:: Data for the task

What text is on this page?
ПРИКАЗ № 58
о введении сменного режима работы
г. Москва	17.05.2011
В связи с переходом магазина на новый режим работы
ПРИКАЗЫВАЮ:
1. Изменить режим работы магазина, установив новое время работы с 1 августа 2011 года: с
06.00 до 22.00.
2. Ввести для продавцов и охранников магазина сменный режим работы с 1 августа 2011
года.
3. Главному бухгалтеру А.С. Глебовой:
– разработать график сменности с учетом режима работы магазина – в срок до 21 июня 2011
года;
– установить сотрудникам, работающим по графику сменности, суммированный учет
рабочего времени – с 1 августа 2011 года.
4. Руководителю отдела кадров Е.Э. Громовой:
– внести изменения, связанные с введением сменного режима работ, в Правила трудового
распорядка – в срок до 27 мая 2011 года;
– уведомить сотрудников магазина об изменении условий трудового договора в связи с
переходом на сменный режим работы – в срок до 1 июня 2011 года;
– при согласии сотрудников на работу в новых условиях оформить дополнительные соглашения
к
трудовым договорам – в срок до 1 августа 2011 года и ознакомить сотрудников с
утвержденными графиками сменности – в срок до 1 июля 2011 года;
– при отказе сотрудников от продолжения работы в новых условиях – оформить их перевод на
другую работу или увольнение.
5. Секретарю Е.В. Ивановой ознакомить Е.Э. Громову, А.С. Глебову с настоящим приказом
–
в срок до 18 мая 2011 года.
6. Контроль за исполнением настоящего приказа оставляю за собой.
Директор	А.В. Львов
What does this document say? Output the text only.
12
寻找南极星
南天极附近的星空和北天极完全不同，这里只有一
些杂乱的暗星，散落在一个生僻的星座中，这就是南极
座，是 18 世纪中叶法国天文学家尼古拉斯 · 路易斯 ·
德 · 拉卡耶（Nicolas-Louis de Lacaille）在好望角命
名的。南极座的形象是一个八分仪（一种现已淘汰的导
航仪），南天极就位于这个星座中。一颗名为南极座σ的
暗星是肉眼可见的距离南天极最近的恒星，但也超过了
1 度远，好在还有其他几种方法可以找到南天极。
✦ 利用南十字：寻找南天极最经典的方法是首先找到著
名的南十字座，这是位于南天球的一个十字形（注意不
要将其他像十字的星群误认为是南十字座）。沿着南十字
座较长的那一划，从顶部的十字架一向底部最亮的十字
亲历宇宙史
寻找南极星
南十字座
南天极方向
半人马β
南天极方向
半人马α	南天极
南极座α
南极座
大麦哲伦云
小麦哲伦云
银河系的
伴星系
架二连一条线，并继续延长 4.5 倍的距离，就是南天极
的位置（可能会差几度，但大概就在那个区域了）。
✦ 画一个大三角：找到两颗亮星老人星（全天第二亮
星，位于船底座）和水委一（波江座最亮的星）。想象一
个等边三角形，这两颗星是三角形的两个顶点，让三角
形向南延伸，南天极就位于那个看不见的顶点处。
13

::::

Aim of the task: Repeat only the stretch of lines that begins at the line containing "What does this" and ends at the last line above, both included.

Result of this task:
What does this document say? Output the text only.
12
寻找南极星
南天极附近的星空和北天极完全不同，这里只有一
些杂乱的暗星，散落在一个生僻的星座中，这就是南极
座，是 18 世纪中叶法国天文学家尼古拉斯 · 路易斯 ·
德 · 拉卡耶（Nicolas-Louis de Lacaille）在好望角命
名的。南极座的形象是一个八分仪（一种现已淘汰的导
航仪），南天极就位于这个星座中。一颗名为南极座σ的
暗星是肉眼可见的距离南天极最近的恒星，但也超过了
1 度远，好在还有其他几种方法可以找到南天极。
✦ 利用南十字：寻找南天极最经典的方法是首先找到著
名的南十字座，这是位于南天球的一个十字形（注意不
要将其他像十字的星群误认为是南十字座）。沿着南十字
座较长的那一划，从顶部的十字架一向底部最亮的十字
亲历宇宙史
寻找南极星
南十字座
南天极方向
半人马β
南天极方向
半人马α	南天极
南极座α
南极座
大麦哲伦云
小麦哲伦云
银河系的
伴星系
架二连一条线，并继续延长 4.5 倍的距离，就是南天极
的位置（可能会差几度，但大概就在那个区域了）。
✦ 画一个大三角：找到两颗亮星老人星（全天第二亮
星，位于船底座）和水委一（波江座最亮的星）。想象一
个等边三角形，这两颗星是三角形的两个顶点，让三角
形向南延伸，南天极就位于那个看不见的顶点处。
13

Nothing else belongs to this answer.